══ Extracted entries ══

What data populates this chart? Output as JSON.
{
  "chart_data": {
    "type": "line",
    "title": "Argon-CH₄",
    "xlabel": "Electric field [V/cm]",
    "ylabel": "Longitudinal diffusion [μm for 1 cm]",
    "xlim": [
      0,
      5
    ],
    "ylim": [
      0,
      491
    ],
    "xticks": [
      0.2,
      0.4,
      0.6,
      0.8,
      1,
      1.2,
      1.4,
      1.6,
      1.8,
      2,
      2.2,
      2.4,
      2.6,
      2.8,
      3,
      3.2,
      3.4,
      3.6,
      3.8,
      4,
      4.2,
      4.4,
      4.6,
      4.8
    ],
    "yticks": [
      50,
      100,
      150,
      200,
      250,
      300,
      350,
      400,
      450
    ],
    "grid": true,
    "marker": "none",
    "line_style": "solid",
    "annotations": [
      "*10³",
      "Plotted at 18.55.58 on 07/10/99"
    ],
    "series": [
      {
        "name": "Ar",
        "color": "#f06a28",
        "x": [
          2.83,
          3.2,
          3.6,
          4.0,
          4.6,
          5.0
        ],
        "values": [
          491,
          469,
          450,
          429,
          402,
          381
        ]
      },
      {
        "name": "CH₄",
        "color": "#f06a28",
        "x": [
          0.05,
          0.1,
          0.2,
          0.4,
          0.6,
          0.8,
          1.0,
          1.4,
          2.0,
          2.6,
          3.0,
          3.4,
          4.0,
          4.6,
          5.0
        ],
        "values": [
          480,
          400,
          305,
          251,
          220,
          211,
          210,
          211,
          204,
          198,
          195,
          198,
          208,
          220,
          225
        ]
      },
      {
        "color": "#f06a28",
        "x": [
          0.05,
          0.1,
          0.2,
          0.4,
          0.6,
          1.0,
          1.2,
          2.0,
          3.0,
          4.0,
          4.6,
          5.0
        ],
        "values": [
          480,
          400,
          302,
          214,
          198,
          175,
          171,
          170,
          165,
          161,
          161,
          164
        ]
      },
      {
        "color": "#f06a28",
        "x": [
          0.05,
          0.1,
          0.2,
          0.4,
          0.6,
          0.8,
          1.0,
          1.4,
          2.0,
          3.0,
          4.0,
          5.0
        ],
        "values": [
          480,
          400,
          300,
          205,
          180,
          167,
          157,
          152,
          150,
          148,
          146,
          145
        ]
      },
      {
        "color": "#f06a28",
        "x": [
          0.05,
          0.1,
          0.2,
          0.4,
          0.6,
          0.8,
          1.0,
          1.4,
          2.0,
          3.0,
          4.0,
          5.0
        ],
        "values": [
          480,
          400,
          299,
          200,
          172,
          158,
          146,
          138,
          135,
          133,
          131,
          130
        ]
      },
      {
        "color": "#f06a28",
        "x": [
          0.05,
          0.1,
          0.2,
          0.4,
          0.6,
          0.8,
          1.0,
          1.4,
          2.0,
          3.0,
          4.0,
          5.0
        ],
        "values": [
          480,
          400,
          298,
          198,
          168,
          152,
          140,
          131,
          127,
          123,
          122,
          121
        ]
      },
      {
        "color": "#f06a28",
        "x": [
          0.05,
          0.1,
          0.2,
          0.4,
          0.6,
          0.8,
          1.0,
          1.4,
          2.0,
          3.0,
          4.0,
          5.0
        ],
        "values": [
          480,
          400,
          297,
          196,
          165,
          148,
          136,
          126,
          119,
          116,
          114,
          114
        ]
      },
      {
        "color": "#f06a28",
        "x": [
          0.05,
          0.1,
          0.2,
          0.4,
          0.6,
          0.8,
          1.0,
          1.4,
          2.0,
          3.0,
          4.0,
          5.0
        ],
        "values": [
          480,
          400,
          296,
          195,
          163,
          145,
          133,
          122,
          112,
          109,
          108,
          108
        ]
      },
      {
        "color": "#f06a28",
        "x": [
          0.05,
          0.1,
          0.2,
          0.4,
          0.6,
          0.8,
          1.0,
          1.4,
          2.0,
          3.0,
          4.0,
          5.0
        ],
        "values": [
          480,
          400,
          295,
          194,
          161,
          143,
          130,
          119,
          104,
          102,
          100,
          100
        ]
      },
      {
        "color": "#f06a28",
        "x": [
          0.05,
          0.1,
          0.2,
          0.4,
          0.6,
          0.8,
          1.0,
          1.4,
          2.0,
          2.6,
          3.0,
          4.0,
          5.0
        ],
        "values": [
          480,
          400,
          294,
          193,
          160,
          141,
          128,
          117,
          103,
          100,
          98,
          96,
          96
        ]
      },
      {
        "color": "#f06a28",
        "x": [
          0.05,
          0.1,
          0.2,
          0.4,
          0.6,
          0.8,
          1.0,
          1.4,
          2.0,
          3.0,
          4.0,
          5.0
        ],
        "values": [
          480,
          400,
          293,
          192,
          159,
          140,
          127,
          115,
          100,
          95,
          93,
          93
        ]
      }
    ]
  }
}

═══

__Stated problem__
Give back all the data exactly as written.

__Finished answer__
What data populates this chart? Output as JSON.
{
  "chart_data": {
    "type": "line",
    "title": "Argon-CH₄",
    "xlabel": "Electric field [V/cm]",
    "ylabel": "Longitudinal diffusion [μm for 1 cm]",
    "xlim": [
      0,
      5
    ],
    "ylim": [
      0,
      491
    ],
    "xticks": [
      0.2,
      0.4,
      0.6,
      0.8,
      1,
      1.2,
      1.4,
      1.6,
      1.8,
      2,
      2.2,
      2.4,
      2.6,
      2.8,
      3,
      3.2,
      3.4,
      3.6,
      3.8,
      4,
      4.2,
      4.4,
      4.6,
      4.8
    ],
    "yticks": [
      50,
      100,
      150,
      200,
      250,
      300,
      350,
      400,
      450
    ],
    "grid": true,
    "marker": "none",
    "line_style": "solid",
    "annotations": [
      "*10³",
      "Plotted at 18.55.58 on 07/10/99"
    ],
    "series": [
      {
        "name": "Ar",
        "color": "#f06a28",
        "x": [
          2.83,
          3.2,
          3.6,
          4.0,
          4.6,
          5.0
        ],
        "values": [
          491,
          469,
          450,
          429,
          402,
          381
        ]
      },
      {
        "name": "CH₄",
        "color": "#f06a28",
        "x": [
          0.05,
          0.1,
          0.2,
          0.4,
          0.6,
          0.8,
          1.0,
          1.4,
          2.0,
          2.6,
          3.0,
          3.4,
          4.0,
          4.6,
          5.0
        ],
        "values": [
          480,
          400,
          305,
          251,
          220,
          211,
          210,
          211,
          204,
          198,
          195,
          198,
          208,
          220,
          225
        ]
      },
      {
        "color": "#f06a28",
        "x": [
          0.05,
          0.1,
          0.2,
          0.4,
          0.6,
          1.0,
          1.2,
          2.0,
          3.0,
          4.0,
          4.6,
          5.0
        ],
        "values": [
          480,
          400,
          302,
          214,
          198,
          175,
          171,
          170,
          165,
          161,
          161,
          164
        ]
      },
      {
        "color": "#f06a28",
        "x": [
          0.05,
          0.1,
          0.2,
          0.4,
          0.6,
          0.8,
          1.0,
          1.4,
          2.0,
          3.0,
          4.0,
          5.0
        ],
        "values": [
          480,
          400,
          300,
          205,
          180,
          167,
          157,
          152,
          150,
          148,
          146,
          145
        ]
      },
      {
        "color": "#f06a28",
        "x": [
          0.05,
          0.1,
          0.2,
          0.4,
          0.6,
          0.8,
          1.0,
          1.4,
          2.0,
          3.0,
          4.0,
          5.0
        ],
        "values": [
          480,
          400,
          299,
          200,
          172,
          158,
          146,
          138,
          135,
          133,
          131,
          130
        ]
      },
      {
        "color": "#f06a28",
        "x": [
          0.05,
          0.1,
          0.2,
          0.4,
          0.6,
          0.8,
          1.0,
          1.4,
          2.0,
          3.0,
          4.0,
          5.0
        ],
        "values": [
          480,
          400,
          298,
          198,
          168,
          152,
          140,
          131,
          127,
          123,
          122,
          121
        ]
      },
      {
        "color": "#f06a28",
        "x": [
          0.05,
          0.1,
          0.2,
          0.4,
          0.6,
          0.8,
          1.0,
          1.4,
          2.0,
          3.0,
          4.0,
          5.0
        ],
        "values": [
          480,
          400,
          297,
          196,
          165,
          148,
          136,
          126,
          119,
          116,
          114,
          114
        ]
      },
      {
        "color": "#f06a28",
        "x": [
          0.05,
          0.1,
          0.2,
          0.4,
          0.6,
          0.8,
          1.0,
          1.4,
          2.0,
          3.0,
          4.0,
          5.0
        ],
        "values": [
          480,
          400,
          296,
          195,
          163,
          145,
          133,
          122,
          112,
          109,
          108,
          108
        ]
      },
      {
        "color": "#f06a28",
        "x": [
          0.05,
          0.1,
          0.2,
          0.4,
          0.6,
          0.8,
          1.0,
          1.4,
          2.0,
          3.0,
          4.0,
          5.0
        ],
        "values": [
          480,
          400,
          295,
          194,
          161,
          143,
          130,
          119,
          104,
          102,
          100,
          100
        ]
      },
      {
        "color": "#f06a28",
        "x": [
          0.05,
          0.1,
          0.2,
          0.4,
          0.6,
          0.8,
          1.0,
          1.4,
          2.0,
          2.6,
          3.0,
          4.0,
          5.0
        ],
        "values": [
          480,
          400,
          294,
          193,
          160,
          141,
          128,
          117,
          103,
          100,
          98,
          96,
          96
        ]
      },
      {
        "color": "#f06a28",
        "x": [
          0.05,
          0.1,
          0.2,
          0.4,
          0.6,
          0.8,
          1.0,
          1.4,
          2.0,
          3.0,
          4.0,
          5.0
        ],
        "values": [
          480,
          400,
          293,
          192,
          159,
          140,
          127,
          115,
          100,
          95,
          93,
          93
        ]
      }
    ]
  }
}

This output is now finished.